Items from a data source
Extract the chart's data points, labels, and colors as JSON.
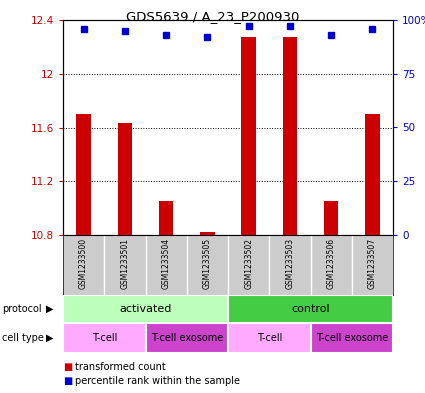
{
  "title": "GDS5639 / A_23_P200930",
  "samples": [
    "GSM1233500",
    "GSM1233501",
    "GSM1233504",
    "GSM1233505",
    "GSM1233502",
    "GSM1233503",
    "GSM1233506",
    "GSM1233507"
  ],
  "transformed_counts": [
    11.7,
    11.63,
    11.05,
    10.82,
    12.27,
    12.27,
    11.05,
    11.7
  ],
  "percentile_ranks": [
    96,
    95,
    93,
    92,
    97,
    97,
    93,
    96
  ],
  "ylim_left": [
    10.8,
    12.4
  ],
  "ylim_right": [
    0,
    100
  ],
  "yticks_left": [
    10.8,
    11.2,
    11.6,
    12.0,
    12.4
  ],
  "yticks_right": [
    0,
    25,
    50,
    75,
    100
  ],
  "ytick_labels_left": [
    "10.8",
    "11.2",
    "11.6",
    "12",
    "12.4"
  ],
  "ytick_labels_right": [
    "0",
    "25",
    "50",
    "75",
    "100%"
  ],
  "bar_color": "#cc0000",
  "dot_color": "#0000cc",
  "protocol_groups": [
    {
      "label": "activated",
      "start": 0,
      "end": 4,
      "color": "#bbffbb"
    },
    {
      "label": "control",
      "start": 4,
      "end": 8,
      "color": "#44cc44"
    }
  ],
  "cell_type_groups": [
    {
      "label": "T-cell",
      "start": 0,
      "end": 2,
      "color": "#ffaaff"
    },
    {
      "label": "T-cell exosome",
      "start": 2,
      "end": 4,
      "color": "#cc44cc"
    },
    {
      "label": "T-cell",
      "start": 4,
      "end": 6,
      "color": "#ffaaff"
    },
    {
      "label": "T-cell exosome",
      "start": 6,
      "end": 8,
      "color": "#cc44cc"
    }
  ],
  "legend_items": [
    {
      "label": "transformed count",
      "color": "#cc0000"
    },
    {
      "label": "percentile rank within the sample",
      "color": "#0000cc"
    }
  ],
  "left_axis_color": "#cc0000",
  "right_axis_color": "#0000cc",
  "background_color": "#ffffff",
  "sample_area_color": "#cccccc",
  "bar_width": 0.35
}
---
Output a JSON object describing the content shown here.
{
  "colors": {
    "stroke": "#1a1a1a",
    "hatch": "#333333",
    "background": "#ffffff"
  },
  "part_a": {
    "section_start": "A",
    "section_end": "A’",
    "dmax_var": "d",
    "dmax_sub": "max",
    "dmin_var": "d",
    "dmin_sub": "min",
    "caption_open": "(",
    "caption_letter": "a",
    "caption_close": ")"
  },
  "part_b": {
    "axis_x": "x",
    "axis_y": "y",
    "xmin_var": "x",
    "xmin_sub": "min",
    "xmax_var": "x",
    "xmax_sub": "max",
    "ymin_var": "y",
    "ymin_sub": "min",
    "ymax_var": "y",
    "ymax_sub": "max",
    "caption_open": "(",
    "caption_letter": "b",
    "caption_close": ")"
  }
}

» **Given instruction**:
List every line from the entries above in which "JSON" appears.

» **The answer**:
Extract the chart's data points, labels, and colors as JSON.
Output a JSON object describing the content shown here.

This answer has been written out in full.